---------- Records supplied ----------

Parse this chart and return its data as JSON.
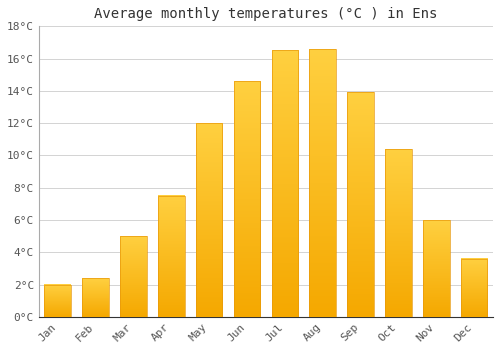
{
  "title": "Average monthly temperatures (°C ) in Ens",
  "months": [
    "Jan",
    "Feb",
    "Mar",
    "Apr",
    "May",
    "Jun",
    "Jul",
    "Aug",
    "Sep",
    "Oct",
    "Nov",
    "Dec"
  ],
  "values": [
    2.0,
    2.4,
    5.0,
    7.5,
    12.0,
    14.6,
    16.5,
    16.6,
    13.9,
    10.4,
    6.0,
    3.6
  ],
  "bar_color_bottom": "#F5A800",
  "bar_color_top": "#FFD040",
  "ylim": [
    0,
    18
  ],
  "yticks": [
    0,
    2,
    4,
    6,
    8,
    10,
    12,
    14,
    16,
    18
  ],
  "ytick_labels": [
    "0°C",
    "2°C",
    "4°C",
    "6°C",
    "8°C",
    "10°C",
    "12°C",
    "14°C",
    "16°C",
    "18°C"
  ],
  "background_color": "#ffffff",
  "grid_color": "#cccccc",
  "title_fontsize": 10,
  "tick_fontsize": 8,
  "font_family": "monospace"
}
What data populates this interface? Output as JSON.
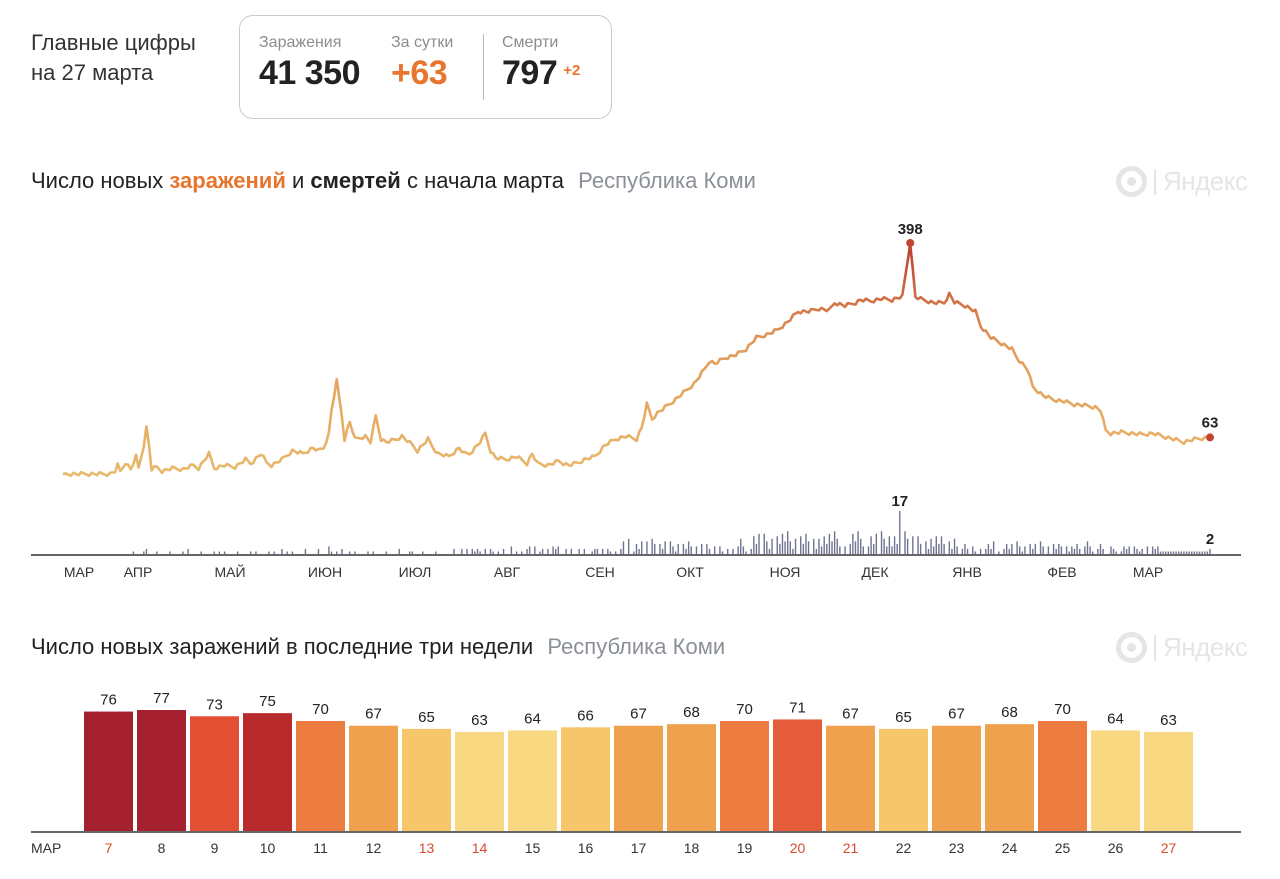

----------

#### [Request]
Select every line of the material above holding the word "this" and copy it.

#### [Correct result]
Parse this chart and return its data as JSON.
What data populates this interface? Output as JSON.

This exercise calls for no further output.